# Start of Page excerpt
Filipina racer Bianca Bustamante will kick off her GB3 season at Silverstone across April 26/27. After two years of F1 Academy, this event marks her debut in GB3, moving up from F4 (Photo: CBR Media)
Cover Filipina racer Bianca Bustamante will kick off her GB3 season at Silverstone on April 26/27. After two years of F1 Academy, this event marks her debut in GB3 (Photo: CBR Media)
Filipina racer Bianca Bustamante will kick off her GB3 season at Silverstone across April 26/27. After two years of F1 Academy, this event marks her debut in GB3, moving up from F4 (Photo: CBR Media)

With her GB3 debut, Bianca Bustamante enters the most demanding stretch of her journey yet. She discusses her training, the pressures of mixed-grid racing and what it means to grow into the driver—and person—she’s always hoped to become

Bianca Bustamante has always known how to race. What she’s learning now is how to rise. A year after leaving the Philippines for London, the 20-year-old is gearing up for her biggest challenge yet: her debut with Elite Motorsport in the GB3 Championship, the UK’s premier single-seater category.
# End of Page excerpt
### [What is asked]
1. In the rows, take everything from the top down to the line containing "section-title: （二）探讨分数混合运算的运算顺序。 [190, 123, 522, 146]", both ends included, and write those lines out again with "bounding boxes" swapped for "coordinates" and nothing else changed.
2. Write the next part of the piece about Bianca Bustamante's GB3 debut, picking up after its last sentence.
# Start of Records supplied
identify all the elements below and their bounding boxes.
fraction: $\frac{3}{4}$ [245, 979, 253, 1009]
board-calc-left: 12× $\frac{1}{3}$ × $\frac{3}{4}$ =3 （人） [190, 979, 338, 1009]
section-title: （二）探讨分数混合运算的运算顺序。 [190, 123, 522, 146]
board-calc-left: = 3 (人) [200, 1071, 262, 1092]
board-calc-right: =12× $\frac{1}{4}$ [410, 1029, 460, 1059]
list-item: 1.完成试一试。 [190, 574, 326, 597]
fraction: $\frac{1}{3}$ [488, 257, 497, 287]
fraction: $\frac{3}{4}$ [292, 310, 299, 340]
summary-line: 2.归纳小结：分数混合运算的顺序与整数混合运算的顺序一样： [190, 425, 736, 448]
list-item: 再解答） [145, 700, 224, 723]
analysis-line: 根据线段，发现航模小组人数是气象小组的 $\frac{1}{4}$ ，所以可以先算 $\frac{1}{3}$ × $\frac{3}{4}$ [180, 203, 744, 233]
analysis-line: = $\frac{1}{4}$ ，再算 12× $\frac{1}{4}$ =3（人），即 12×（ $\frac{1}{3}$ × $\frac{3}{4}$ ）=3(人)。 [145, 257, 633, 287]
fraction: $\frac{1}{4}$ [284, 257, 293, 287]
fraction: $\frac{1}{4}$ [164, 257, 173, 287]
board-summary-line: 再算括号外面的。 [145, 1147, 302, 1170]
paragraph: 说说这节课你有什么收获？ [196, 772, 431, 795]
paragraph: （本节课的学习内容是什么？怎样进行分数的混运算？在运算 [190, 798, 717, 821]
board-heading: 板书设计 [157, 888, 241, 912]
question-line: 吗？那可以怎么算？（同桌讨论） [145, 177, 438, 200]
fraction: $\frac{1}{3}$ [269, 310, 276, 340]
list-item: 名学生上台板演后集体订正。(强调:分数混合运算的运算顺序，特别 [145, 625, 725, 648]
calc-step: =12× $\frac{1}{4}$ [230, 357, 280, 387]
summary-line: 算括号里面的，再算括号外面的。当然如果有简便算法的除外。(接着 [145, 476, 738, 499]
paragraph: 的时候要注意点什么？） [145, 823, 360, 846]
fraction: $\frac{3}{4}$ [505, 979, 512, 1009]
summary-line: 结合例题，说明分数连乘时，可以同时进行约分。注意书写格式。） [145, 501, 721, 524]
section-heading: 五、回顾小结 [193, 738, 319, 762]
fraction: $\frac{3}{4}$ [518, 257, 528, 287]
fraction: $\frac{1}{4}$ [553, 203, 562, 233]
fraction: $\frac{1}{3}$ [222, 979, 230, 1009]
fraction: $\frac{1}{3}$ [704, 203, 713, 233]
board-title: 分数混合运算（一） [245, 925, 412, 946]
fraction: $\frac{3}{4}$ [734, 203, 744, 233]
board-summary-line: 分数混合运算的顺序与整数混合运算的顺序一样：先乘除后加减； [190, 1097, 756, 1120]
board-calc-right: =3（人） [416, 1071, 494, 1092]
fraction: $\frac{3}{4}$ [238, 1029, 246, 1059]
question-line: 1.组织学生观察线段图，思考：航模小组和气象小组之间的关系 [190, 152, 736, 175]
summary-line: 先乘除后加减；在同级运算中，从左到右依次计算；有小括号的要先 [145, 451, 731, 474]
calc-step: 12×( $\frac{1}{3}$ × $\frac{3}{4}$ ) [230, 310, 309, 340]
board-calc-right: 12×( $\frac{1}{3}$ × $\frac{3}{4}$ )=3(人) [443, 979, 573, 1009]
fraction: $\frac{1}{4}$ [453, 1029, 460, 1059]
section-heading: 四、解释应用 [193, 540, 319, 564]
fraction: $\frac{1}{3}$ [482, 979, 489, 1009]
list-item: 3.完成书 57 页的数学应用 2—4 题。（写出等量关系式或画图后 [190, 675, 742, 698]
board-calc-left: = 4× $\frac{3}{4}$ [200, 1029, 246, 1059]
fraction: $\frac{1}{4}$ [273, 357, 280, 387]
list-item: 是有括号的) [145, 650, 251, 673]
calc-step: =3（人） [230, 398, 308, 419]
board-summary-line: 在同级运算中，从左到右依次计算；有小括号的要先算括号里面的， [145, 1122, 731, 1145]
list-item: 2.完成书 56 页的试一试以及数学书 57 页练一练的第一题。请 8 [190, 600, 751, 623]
# End of Records supplied
### [Solved tasks]
1.
identify all the elements below and their coordinates.
fraction: $\frac{3}{4}$ [245, 979, 253, 1009]
board-calc-left: 12× $\frac{1}{3}$ × $\frac{3}{4}$ =3 （人） [190, 979, 338, 1009]
section-title: （二）探讨分数混合运算的运算顺序。 [190, 123, 522, 146]

2.
She’s coming off two years in the F1 Academy, where she proved she had the pace and composure to hang with the best in her class. GB3 is a different kind of proving ground. The cars are quicker, the grip is higher and the stakes—on and off the track—are a notch more unforgiving. Silverstone Grand Prix, one of racing’s most storied circuits, will be her first test, alongside 30 racers.

The return to mixed-grid racing marks a turning point. For the first time since her karting days, Bustamante will compete against both men and women in a field that mirrors the path to elite motorsport. It’s no longer about learning the ropes. It’s about showing she belongs.

There’s pressure, of course. There always is at this level. But Bustamante shares that she carries it well. She knows what’s on the line. GB3 is where reputations are made and careers take shape. And right now, she’s exactly where she needs to be. To expound more on the topic, she answered questions from the media in a recent roundtable discussion.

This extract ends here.